- DIRECTIVE
Copy out every record precisely.

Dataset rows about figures
----
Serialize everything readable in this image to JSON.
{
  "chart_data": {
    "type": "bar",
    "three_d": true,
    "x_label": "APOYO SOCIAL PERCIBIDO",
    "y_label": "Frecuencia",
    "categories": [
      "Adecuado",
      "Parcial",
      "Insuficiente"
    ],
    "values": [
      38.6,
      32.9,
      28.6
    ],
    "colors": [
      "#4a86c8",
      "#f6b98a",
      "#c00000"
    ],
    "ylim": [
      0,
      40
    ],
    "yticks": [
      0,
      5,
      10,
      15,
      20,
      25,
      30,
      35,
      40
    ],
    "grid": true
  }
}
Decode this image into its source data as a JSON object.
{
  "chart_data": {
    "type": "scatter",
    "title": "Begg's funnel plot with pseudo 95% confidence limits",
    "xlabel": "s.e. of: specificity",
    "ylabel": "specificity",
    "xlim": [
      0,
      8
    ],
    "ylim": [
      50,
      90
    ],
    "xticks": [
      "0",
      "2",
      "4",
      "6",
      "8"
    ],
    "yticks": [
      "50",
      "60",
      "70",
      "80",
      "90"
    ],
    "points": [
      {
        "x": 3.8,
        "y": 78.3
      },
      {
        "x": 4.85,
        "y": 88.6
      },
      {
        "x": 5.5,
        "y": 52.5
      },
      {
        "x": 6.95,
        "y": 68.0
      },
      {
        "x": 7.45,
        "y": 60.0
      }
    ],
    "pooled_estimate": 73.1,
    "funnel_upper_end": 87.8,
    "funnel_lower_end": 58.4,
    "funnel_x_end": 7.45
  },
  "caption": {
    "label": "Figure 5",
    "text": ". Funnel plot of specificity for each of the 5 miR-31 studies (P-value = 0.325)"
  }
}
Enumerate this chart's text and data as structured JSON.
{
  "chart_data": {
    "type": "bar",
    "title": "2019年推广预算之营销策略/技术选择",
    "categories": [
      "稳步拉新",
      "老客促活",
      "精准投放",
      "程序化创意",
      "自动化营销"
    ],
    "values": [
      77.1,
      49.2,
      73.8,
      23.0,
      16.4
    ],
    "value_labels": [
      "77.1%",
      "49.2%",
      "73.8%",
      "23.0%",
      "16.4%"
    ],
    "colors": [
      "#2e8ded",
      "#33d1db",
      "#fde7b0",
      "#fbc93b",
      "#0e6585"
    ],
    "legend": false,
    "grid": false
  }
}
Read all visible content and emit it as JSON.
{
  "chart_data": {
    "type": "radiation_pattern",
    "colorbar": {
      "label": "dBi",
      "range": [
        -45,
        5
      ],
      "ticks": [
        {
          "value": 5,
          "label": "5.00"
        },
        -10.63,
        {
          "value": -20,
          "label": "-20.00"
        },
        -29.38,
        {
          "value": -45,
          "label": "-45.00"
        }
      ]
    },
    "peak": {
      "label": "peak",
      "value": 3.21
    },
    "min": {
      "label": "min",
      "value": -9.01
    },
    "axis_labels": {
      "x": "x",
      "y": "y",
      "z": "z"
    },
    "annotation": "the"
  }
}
----
- CORRECT RESPONSE
Serialize everything readable in this image to JSON.
{
  "chart_data": {
    "type": "bar",
    "three_d": true,
    "x_label": "APOYO SOCIAL PERCIBIDO",
    "y_label": "Frecuencia",
    "categories": [
      "Adecuado",
      "Parcial",
      "Insuficiente"
    ],
    "values": [
      38.6,
      32.9,
      28.6
    ],
    "colors": [
      "#4a86c8",
      "#f6b98a",
      "#c00000"
    ],
    "ylim": [
      0,
      40
    ],
    "yticks": [
      0,
      5,
      10,
      15,
      20,
      25,
      30,
      35,
      40
    ],
    "grid": true
  }
}
Decode this image into its source data as a JSON object.
{
  "chart_data": {
    "type": "scatter",
    "title": "Begg's funnel plot with pseudo 95% confidence limits",
    "xlabel": "s.e. of: specificity",
    "ylabel": "specificity",
    "xlim": [
      0,
      8
    ],
    "ylim": [
      50,
      90
    ],
    "xticks": [
      "0",
      "2",
      "4",
      "6",
      "8"
    ],
    "yticks": [
      "50",
      "60",
      "70",
      "80",
      "90"
    ],
    "points": [
      {
        "x": 3.8,
        "y": 78.3
      },
      {
        "x": 4.85,
        "y": 88.6
      },
      {
        "x": 5.5,
        "y": 52.5
      },
      {
        "x": 6.95,
        "y": 68.0
      },
      {
        "x": 7.45,
        "y": 60.0
      }
    ],
    "pooled_estimate": 73.1,
    "funnel_upper_end": 87.8,
    "funnel_lower_end": 58.4,
    "funnel_x_end": 7.45
  },
  "caption": {
    "label": "Figure 5",
    "text": ". Funnel plot of specificity for each of the 5 miR-31 studies (P-value = 0.325)"
  }
}
Enumerate this chart's text and data as structured JSON.
{
  "chart_data": {
    "type": "bar",
    "title": "2019年推广预算之营销策略/技术选择",
    "categories": [
      "稳步拉新",
      "老客促活",
      "精准投放",
      "程序化创意",
      "自动化营销"
    ],
    "values": [
      77.1,
      49.2,
      73.8,
      23.0,
      16.4
    ],
    "value_labels": [
      "77.1%",
      "49.2%",
      "73.8%",
      "23.0%",
      "16.4%"
    ],
    "colors": [
      "#2e8ded",
      "#33d1db",
      "#fde7b0",
      "#fbc93b",
      "#0e6585"
    ],
    "legend": false,
    "grid": false
  }
}
Read all visible content and emit it as JSON.
{
  "chart_data": {
    "type": "radiation_pattern",
    "colorbar": {
      "label": "dBi",
      "range": [
        -45,
        5
      ],
      "ticks": [
        {
          "value": 5,
          "label": "5.00"
        },
        -10.63,
        {
          "value": -20,
          "label": "-20.00"
        },
        -29.38,
        {
          "value": -45,
          "label": "-45.00"
        }
      ]
    },
    "peak": {
      "label": "peak",
      "value": 3.21
    },
    "min": {
      "label": "min",
      "value": -9.01
    },
    "axis_labels": {
      "x": "x",
      "y": "y",
      "z": "z"
    },
    "annotation": "the"
  }
}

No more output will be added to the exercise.